» REQUIRED TASK
Copy the records below exactly as they are written.
━━━━━ RECORD LIST ━━━━━
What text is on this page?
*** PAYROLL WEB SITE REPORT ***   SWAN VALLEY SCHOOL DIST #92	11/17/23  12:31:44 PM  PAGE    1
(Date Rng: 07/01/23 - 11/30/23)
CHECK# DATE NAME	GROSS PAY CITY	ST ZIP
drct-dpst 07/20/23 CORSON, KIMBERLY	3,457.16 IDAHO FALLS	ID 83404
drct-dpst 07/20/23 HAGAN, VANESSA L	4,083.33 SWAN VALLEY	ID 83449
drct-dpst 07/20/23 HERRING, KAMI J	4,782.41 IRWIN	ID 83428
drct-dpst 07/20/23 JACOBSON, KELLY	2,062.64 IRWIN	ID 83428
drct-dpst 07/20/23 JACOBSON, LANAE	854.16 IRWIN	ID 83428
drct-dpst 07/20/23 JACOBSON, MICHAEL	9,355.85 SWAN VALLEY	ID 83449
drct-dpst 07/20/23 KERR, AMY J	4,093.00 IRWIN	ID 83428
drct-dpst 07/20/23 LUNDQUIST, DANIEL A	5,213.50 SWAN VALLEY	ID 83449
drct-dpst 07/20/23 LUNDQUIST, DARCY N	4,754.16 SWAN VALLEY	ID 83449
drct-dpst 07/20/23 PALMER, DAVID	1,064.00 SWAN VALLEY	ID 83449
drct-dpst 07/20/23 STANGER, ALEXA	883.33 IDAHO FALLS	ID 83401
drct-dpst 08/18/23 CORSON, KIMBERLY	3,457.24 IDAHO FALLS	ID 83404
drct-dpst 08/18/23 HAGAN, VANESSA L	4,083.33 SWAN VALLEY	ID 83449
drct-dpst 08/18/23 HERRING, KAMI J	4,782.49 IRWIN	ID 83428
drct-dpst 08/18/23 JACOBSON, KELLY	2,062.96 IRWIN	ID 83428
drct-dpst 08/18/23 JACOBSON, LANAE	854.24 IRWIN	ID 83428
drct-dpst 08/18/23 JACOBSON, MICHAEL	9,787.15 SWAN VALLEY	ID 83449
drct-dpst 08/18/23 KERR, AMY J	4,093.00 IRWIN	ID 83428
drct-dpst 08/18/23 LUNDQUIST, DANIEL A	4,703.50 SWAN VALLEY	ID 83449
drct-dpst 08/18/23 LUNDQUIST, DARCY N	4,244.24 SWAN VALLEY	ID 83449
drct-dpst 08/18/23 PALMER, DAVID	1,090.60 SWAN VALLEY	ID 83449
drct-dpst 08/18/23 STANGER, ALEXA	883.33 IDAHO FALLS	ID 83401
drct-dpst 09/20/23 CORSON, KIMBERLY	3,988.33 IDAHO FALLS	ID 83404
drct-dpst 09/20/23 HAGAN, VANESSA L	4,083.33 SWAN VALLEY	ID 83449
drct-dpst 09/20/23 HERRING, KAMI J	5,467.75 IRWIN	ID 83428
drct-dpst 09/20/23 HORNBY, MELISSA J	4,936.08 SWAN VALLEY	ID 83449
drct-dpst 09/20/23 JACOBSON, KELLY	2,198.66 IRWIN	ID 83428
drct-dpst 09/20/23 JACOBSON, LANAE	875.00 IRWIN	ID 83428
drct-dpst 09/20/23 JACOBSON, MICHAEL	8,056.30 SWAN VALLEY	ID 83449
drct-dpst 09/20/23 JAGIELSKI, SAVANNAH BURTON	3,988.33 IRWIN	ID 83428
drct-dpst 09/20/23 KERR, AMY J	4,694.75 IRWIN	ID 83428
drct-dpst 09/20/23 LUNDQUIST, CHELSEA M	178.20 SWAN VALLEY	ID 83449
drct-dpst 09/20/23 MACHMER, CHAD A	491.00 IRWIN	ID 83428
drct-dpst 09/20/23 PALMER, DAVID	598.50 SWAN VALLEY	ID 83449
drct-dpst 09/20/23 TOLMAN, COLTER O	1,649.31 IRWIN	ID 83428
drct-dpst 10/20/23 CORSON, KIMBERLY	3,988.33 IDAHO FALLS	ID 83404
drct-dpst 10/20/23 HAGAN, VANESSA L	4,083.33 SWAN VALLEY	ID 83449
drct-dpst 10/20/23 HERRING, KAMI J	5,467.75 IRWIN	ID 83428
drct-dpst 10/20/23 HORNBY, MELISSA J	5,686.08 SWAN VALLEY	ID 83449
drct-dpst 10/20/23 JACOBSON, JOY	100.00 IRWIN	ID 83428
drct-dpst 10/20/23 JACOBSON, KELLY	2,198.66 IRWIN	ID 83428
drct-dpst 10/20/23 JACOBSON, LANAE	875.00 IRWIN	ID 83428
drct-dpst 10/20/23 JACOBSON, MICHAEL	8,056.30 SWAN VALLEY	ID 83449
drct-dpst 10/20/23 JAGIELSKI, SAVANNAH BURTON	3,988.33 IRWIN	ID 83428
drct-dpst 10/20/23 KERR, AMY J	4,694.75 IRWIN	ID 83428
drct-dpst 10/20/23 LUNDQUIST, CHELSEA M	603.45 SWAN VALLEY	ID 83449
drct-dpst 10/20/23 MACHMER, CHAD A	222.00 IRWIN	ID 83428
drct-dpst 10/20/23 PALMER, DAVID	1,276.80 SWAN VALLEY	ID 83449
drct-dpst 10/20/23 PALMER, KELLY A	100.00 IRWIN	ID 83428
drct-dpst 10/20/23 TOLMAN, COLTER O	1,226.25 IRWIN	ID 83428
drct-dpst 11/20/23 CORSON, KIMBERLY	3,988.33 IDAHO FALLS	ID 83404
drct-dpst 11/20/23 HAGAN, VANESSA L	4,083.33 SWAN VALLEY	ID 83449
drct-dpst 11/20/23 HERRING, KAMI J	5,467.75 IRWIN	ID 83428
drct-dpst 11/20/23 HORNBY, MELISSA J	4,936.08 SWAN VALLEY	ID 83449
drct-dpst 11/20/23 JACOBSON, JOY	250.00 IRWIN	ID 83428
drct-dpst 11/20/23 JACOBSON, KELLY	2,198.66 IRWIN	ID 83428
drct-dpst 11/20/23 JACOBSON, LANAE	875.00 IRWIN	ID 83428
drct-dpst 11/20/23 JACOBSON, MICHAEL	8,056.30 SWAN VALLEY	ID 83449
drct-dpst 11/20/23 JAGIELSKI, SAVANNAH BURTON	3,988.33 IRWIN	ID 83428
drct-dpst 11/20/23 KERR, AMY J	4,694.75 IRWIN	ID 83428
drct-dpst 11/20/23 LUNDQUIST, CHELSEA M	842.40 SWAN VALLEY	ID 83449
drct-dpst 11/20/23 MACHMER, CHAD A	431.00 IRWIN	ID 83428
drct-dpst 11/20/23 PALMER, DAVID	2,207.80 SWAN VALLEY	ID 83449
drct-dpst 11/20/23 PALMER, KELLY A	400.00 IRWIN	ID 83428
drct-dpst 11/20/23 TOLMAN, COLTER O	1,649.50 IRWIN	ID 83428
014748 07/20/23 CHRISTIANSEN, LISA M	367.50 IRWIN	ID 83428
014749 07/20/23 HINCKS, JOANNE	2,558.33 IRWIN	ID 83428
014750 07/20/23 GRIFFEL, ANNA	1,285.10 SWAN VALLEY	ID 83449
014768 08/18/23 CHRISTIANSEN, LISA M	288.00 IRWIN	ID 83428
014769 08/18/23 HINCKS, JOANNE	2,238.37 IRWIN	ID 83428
━━━━━
» OUTPUT OF THE EXERCISE
What text is on this page?
*** PAYROLL WEB SITE REPORT ***   SWAN VALLEY SCHOOL DIST #92	11/17/23  12:31:44 PM  PAGE    1
(Date Rng: 07/01/23 - 11/30/23)
CHECK# DATE NAME	GROSS PAY CITY	ST ZIP
drct-dpst 07/20/23 CORSON, KIMBERLY	3,457.16 IDAHO FALLS	ID 83404
drct-dpst 07/20/23 HAGAN, VANESSA L	4,083.33 SWAN VALLEY	ID 83449
drct-dpst 07/20/23 HERRING, KAMI J	4,782.41 IRWIN	ID 83428
drct-dpst 07/20/23 JACOBSON, KELLY	2,062.64 IRWIN	ID 83428
drct-dpst 07/20/23 JACOBSON, LANAE	854.16 IRWIN	ID 83428
drct-dpst 07/20/23 JACOBSON, MICHAEL	9,355.85 SWAN VALLEY	ID 83449
drct-dpst 07/20/23 KERR, AMY J	4,093.00 IRWIN	ID 83428
drct-dpst 07/20/23 LUNDQUIST, DANIEL A	5,213.50 SWAN VALLEY	ID 83449
drct-dpst 07/20/23 LUNDQUIST, DARCY N	4,754.16 SWAN VALLEY	ID 83449
drct-dpst 07/20/23 PALMER, DAVID	1,064.00 SWAN VALLEY	ID 83449
drct-dpst 07/20/23 STANGER, ALEXA	883.33 IDAHO FALLS	ID 83401
drct-dpst 08/18/23 CORSON, KIMBERLY	3,457.24 IDAHO FALLS	ID 83404
drct-dpst 08/18/23 HAGAN, VANESSA L	4,083.33 SWAN VALLEY	ID 83449
drct-dpst 08/18/23 HERRING, KAMI J	4,782.49 IRWIN	ID 83428
drct-dpst 08/18/23 JACOBSON, KELLY	2,062.96 IRWIN	ID 83428
drct-dpst 08/18/23 JACOBSON, LANAE	854.24 IRWIN	ID 83428
drct-dpst 08/18/23 JACOBSON, MICHAEL	9,787.15 SWAN VALLEY	ID 83449
drct-dpst 08/18/23 KERR, AMY J	4,093.00 IRWIN	ID 83428
drct-dpst 08/18/23 LUNDQUIST, DANIEL A	4,703.50 SWAN VALLEY	ID 83449
drct-dpst 08/18/23 LUNDQUIST, DARCY N	4,244.24 SWAN VALLEY	ID 83449
drct-dpst 08/18/23 PALMER, DAVID	1,090.60 SWAN VALLEY	ID 83449
drct-dpst 08/18/23 STANGER, ALEXA	883.33 IDAHO FALLS	ID 83401
drct-dpst 09/20/23 CORSON, KIMBERLY	3,988.33 IDAHO FALLS	ID 83404
drct-dpst 09/20/23 HAGAN, VANESSA L	4,083.33 SWAN VALLEY	ID 83449
drct-dpst 09/20/23 HERRING, KAMI J	5,467.75 IRWIN	ID 83428
drct-dpst 09/20/23 HORNBY, MELISSA J	4,936.08 SWAN VALLEY	ID 83449
drct-dpst 09/20/23 JACOBSON, KELLY	2,198.66 IRWIN	ID 83428
drct-dpst 09/20/23 JACOBSON, LANAE	875.00 IRWIN	ID 83428
drct-dpst 09/20/23 JACOBSON, MICHAEL	8,056.30 SWAN VALLEY	ID 83449
drct-dpst 09/20/23 JAGIELSKI, SAVANNAH BURTON	3,988.33 IRWIN	ID 83428
drct-dpst 09/20/23 KERR, AMY J	4,694.75 IRWIN	ID 83428
drct-dpst 09/20/23 LUNDQUIST, CHELSEA M	178.20 SWAN VALLEY	ID 83449
drct-dpst 09/20/23 MACHMER, CHAD A	491.00 IRWIN	ID 83428
drct-dpst 09/20/23 PALMER, DAVID	598.50 SWAN VALLEY	ID 83449
drct-dpst 09/20/23 TOLMAN, COLTER O	1,649.31 IRWIN	ID 83428
drct-dpst 10/20/23 CORSON, KIMBERLY	3,988.33 IDAHO FALLS	ID 83404
drct-dpst 10/20/23 HAGAN, VANESSA L	4,083.33 SWAN VALLEY	ID 83449
drct-dpst 10/20/23 HERRING, KAMI J	5,467.75 IRWIN	ID 83428
drct-dpst 10/20/23 HORNBY, MELISSA J	5,686.08 SWAN VALLEY	ID 83449
drct-dpst 10/20/23 JACOBSON, JOY	100.00 IRWIN	ID 83428
drct-dpst 10/20/23 JACOBSON, KELLY	2,198.66 IRWIN	ID 83428
drct-dpst 10/20/23 JACOBSON, LANAE	875.00 IRWIN	ID 83428
drct-dpst 10/20/23 JACOBSON, MICHAEL	8,056.30 SWAN VALLEY	ID 83449
drct-dpst 10/20/23 JAGIELSKI, SAVANNAH BURTON	3,988.33 IRWIN	ID 83428
drct-dpst 10/20/23 KERR, AMY J	4,694.75 IRWIN	ID 83428
drct-dpst 10/20/23 LUNDQUIST, CHELSEA M	603.45 SWAN VALLEY	ID 83449
drct-dpst 10/20/23 MACHMER, CHAD A	222.00 IRWIN	ID 83428
drct-dpst 10/20/23 PALMER, DAVID	1,276.80 SWAN VALLEY	ID 83449
drct-dpst 10/20/23 PALMER, KELLY A	100.00 IRWIN	ID 83428
drct-dpst 10/20/23 TOLMAN, COLTER O	1,226.25 IRWIN	ID 83428
drct-dpst 11/20/23 CORSON, KIMBERLY	3,988.33 IDAHO FALLS	ID 83404
drct-dpst 11/20/23 HAGAN, VANESSA L	4,083.33 SWAN VALLEY	ID 83449
drct-dpst 11/20/23 HERRING, KAMI J	5,467.75 IRWIN	ID 83428
drct-dpst 11/20/23 HORNBY, MELISSA J	4,936.08 SWAN VALLEY	ID 83449
drct-dpst 11/20/23 JACOBSON, JOY	250.00 IRWIN	ID 83428
drct-dpst 11/20/23 JACOBSON, KELLY	2,198.66 IRWIN	ID 83428
drct-dpst 11/20/23 JACOBSON, LANAE	875.00 IRWIN	ID 83428
drct-dpst 11/20/23 JACOBSON, MICHAEL	8,056.30 SWAN VALLEY	ID 83449
drct-dpst 11/20/23 JAGIELSKI, SAVANNAH BURTON	3,988.33 IRWIN	ID 83428
drct-dpst 11/20/23 KERR, AMY J	4,694.75 IRWIN	ID 83428
drct-dpst 11/20/23 LUNDQUIST, CHELSEA M	842.40 SWAN VALLEY	ID 83449
drct-dpst 11/20/23 MACHMER, CHAD A	431.00 IRWIN	ID 83428
drct-dpst 11/20/23 PALMER, DAVID	2,207.80 SWAN VALLEY	ID 83449
drct-dpst 11/20/23 PALMER, KELLY A	400.00 IRWIN	ID 83428
drct-dpst 11/20/23 TOLMAN, COLTER O	1,649.50 IRWIN	ID 83428
014748 07/20/23 CHRISTIANSEN, LISA M	367.50 IRWIN	ID 83428
014749 07/20/23 HINCKS, JOANNE	2,558.33 IRWIN	ID 83428
014750 07/20/23 GRIFFEL, ANNA	1,285.10 SWAN VALLEY	ID 83449
014768 08/18/23 CHRISTIANSEN, LISA M	288.00 IRWIN	ID 83428
014769 08/18/23 HINCKS, JOANNE	2,238.37 IRWIN	ID 83428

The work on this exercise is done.